**Exercise details:** Extract from the listing each line in which the word "TetherUS" appears.

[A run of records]
━━━━━━━━━━━━━━━━━━━━

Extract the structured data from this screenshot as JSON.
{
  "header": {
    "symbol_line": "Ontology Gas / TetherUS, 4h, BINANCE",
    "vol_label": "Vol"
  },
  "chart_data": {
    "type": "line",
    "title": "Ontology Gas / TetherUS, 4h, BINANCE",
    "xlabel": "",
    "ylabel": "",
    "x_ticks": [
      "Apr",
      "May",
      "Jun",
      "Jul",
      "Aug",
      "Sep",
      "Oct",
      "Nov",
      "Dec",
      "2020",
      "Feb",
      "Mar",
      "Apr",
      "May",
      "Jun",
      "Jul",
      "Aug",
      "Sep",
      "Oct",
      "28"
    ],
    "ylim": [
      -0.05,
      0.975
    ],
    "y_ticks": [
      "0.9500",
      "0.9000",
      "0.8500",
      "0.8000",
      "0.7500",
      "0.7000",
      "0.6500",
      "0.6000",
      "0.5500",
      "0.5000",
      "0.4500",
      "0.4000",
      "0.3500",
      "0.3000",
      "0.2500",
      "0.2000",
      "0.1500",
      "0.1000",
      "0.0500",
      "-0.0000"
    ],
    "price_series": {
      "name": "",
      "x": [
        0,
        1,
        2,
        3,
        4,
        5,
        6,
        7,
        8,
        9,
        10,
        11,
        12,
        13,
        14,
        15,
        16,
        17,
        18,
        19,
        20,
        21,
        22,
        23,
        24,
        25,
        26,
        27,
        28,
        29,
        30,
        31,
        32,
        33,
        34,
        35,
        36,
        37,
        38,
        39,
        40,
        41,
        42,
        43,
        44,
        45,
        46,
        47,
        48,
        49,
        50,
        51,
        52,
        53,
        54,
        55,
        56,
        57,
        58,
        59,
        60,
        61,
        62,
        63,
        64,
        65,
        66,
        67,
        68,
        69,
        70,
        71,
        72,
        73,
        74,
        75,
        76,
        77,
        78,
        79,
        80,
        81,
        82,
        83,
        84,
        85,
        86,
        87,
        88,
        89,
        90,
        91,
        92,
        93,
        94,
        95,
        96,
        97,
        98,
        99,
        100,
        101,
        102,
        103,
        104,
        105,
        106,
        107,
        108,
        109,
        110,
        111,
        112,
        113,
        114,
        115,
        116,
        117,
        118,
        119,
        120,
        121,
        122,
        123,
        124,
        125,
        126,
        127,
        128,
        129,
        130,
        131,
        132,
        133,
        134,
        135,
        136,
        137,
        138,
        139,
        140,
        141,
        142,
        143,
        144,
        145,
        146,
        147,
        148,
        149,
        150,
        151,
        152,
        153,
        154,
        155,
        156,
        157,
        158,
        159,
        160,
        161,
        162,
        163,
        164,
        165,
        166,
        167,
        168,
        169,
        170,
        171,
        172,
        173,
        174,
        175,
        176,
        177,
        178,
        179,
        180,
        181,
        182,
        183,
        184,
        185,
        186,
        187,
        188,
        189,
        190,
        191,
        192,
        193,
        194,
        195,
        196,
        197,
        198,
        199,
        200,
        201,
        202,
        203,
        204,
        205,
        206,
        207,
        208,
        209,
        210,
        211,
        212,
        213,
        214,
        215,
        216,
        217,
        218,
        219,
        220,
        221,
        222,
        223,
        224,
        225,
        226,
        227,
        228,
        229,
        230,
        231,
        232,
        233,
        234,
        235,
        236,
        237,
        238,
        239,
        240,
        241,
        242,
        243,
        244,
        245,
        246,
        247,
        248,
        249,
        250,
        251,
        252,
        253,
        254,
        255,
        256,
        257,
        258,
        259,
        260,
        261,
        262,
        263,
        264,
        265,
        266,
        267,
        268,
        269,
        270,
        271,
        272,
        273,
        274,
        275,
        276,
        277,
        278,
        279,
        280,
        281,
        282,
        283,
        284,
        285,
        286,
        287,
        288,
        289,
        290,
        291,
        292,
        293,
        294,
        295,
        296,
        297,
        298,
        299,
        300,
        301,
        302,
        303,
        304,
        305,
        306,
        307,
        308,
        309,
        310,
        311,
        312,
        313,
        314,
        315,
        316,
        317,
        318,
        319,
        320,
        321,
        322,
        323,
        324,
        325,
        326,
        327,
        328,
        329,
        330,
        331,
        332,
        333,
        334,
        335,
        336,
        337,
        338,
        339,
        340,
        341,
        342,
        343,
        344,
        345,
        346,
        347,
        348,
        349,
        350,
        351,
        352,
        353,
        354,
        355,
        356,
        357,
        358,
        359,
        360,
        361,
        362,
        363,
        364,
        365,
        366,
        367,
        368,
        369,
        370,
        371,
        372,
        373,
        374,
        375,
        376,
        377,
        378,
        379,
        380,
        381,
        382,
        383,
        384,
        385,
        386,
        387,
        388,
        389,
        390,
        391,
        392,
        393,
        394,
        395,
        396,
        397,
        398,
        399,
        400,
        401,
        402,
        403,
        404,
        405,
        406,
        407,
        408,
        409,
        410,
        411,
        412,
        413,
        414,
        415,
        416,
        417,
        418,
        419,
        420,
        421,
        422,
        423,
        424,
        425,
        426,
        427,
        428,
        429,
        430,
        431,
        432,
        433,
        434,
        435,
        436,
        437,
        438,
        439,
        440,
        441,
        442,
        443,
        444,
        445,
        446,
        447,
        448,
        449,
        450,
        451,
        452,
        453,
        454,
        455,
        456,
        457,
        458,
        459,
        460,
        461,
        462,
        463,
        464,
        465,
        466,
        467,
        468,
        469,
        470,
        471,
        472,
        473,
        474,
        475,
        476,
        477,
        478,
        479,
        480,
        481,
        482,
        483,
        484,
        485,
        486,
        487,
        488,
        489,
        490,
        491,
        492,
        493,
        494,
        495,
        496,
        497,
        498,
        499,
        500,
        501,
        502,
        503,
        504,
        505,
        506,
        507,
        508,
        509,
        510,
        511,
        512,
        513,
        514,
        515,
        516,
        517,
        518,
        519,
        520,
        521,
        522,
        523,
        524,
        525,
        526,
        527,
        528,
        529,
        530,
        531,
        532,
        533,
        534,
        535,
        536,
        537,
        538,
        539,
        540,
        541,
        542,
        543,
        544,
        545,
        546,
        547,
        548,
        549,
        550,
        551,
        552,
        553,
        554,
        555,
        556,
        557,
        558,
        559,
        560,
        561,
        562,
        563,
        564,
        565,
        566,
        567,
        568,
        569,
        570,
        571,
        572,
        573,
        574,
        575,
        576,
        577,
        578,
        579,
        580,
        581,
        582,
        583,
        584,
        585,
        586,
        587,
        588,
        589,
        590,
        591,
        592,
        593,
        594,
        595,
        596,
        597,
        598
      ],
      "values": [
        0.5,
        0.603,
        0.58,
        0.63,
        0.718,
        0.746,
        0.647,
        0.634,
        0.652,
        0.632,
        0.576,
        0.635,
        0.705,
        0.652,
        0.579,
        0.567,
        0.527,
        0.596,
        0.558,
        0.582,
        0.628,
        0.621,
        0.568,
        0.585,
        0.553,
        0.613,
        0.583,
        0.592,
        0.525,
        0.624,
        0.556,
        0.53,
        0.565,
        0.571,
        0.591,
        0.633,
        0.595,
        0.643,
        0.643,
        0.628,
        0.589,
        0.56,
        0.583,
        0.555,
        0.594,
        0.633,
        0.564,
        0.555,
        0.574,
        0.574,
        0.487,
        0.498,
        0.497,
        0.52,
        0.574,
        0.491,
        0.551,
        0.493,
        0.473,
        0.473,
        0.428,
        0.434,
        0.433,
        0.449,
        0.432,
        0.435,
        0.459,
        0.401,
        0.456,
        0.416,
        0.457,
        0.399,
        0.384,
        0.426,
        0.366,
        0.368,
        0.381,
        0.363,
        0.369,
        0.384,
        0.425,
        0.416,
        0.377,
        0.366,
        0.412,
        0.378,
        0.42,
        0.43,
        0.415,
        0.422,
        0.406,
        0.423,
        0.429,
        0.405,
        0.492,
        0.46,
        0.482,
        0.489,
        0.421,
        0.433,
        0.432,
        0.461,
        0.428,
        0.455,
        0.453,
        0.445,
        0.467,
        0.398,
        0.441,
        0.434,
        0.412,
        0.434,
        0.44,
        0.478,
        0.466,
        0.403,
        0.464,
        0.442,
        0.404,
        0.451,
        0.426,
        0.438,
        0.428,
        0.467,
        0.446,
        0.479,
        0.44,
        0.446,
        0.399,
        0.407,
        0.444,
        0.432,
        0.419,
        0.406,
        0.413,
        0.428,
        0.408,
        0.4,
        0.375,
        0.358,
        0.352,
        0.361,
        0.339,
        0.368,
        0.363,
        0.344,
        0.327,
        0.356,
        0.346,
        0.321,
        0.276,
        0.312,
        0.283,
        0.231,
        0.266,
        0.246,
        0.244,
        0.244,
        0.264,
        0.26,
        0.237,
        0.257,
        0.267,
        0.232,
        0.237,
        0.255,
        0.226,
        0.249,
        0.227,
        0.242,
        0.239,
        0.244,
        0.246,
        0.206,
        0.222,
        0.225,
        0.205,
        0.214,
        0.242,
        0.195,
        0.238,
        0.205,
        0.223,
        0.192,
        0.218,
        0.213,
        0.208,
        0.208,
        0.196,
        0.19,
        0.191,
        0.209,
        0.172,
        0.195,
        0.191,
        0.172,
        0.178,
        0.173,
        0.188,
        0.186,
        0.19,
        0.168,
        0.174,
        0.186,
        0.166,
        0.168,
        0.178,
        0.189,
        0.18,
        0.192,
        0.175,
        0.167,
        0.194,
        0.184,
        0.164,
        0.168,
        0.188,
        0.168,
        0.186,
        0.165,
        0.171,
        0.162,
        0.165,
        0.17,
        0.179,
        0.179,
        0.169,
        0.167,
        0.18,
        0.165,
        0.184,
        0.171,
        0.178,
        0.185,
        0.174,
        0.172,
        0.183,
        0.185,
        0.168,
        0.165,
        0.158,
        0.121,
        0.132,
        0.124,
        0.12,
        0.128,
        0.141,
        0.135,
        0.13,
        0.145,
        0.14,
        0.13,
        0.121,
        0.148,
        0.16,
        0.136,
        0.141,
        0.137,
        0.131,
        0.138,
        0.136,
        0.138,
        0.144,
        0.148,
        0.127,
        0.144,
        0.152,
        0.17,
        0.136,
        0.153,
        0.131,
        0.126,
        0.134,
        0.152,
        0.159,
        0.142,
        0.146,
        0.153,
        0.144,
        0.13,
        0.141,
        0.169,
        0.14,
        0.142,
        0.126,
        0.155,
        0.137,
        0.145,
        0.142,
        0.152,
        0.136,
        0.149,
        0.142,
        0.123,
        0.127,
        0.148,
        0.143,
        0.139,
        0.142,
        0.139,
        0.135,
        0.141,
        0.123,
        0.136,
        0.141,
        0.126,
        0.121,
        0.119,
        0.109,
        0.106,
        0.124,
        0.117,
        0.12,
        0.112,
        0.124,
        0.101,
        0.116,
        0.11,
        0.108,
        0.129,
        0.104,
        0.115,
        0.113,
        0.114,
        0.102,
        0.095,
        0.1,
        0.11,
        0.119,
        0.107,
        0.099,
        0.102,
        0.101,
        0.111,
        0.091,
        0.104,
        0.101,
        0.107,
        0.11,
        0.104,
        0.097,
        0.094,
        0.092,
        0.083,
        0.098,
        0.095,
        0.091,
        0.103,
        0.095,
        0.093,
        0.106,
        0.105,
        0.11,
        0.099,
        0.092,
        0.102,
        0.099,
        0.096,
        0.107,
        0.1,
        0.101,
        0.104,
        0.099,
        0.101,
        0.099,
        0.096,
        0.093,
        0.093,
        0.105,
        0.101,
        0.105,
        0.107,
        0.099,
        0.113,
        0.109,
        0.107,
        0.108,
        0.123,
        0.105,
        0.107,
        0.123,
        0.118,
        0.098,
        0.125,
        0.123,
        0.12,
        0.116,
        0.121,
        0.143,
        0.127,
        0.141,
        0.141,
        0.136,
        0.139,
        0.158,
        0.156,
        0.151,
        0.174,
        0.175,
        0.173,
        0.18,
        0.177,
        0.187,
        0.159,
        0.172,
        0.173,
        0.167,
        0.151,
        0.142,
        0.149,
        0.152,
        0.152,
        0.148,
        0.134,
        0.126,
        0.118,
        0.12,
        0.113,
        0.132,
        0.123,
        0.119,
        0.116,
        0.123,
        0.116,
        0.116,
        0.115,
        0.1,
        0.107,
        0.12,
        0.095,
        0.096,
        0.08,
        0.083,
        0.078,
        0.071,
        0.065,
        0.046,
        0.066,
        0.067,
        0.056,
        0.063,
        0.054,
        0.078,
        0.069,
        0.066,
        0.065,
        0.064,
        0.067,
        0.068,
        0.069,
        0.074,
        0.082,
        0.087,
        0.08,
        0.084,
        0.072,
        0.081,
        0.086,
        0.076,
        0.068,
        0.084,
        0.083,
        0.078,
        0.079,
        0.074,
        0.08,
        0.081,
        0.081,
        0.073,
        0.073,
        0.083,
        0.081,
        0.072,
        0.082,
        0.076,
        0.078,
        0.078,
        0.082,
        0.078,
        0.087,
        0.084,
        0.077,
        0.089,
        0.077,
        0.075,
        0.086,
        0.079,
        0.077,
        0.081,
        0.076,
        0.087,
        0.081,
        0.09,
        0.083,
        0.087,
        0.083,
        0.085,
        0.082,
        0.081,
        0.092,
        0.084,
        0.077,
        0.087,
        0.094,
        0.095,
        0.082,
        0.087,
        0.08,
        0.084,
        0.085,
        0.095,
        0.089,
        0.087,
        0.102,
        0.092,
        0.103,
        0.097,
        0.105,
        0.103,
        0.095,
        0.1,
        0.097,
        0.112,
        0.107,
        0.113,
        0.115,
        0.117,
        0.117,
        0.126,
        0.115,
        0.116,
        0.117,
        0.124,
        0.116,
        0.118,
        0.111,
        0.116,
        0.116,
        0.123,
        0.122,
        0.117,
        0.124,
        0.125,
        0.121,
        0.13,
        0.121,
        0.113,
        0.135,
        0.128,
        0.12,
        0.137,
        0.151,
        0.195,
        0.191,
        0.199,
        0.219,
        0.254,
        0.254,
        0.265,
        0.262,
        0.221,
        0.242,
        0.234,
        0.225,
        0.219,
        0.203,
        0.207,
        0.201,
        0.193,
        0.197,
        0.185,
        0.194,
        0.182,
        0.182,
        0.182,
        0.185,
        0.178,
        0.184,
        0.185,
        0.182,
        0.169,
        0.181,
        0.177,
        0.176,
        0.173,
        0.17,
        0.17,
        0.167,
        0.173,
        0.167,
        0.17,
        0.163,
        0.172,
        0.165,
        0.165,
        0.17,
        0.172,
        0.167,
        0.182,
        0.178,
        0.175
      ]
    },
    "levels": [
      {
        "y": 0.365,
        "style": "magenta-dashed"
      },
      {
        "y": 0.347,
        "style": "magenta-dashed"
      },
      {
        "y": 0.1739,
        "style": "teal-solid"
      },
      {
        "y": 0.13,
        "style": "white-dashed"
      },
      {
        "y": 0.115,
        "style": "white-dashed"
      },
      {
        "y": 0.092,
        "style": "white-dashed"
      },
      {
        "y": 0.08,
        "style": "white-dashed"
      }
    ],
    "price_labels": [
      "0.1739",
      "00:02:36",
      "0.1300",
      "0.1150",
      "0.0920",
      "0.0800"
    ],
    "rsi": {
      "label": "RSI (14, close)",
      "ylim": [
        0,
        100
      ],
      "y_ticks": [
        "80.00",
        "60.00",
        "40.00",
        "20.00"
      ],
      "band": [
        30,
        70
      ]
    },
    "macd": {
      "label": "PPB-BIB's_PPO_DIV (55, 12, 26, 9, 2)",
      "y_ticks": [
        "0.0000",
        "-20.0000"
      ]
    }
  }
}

━━━━━━━━━━━━━━━━━━━━

**Answer:**
    "symbol_line": "Ontology Gas / TetherUS, 4h, BINANCE",
    "title": "Ontology Gas / TetherUS, 4h, BINANCE",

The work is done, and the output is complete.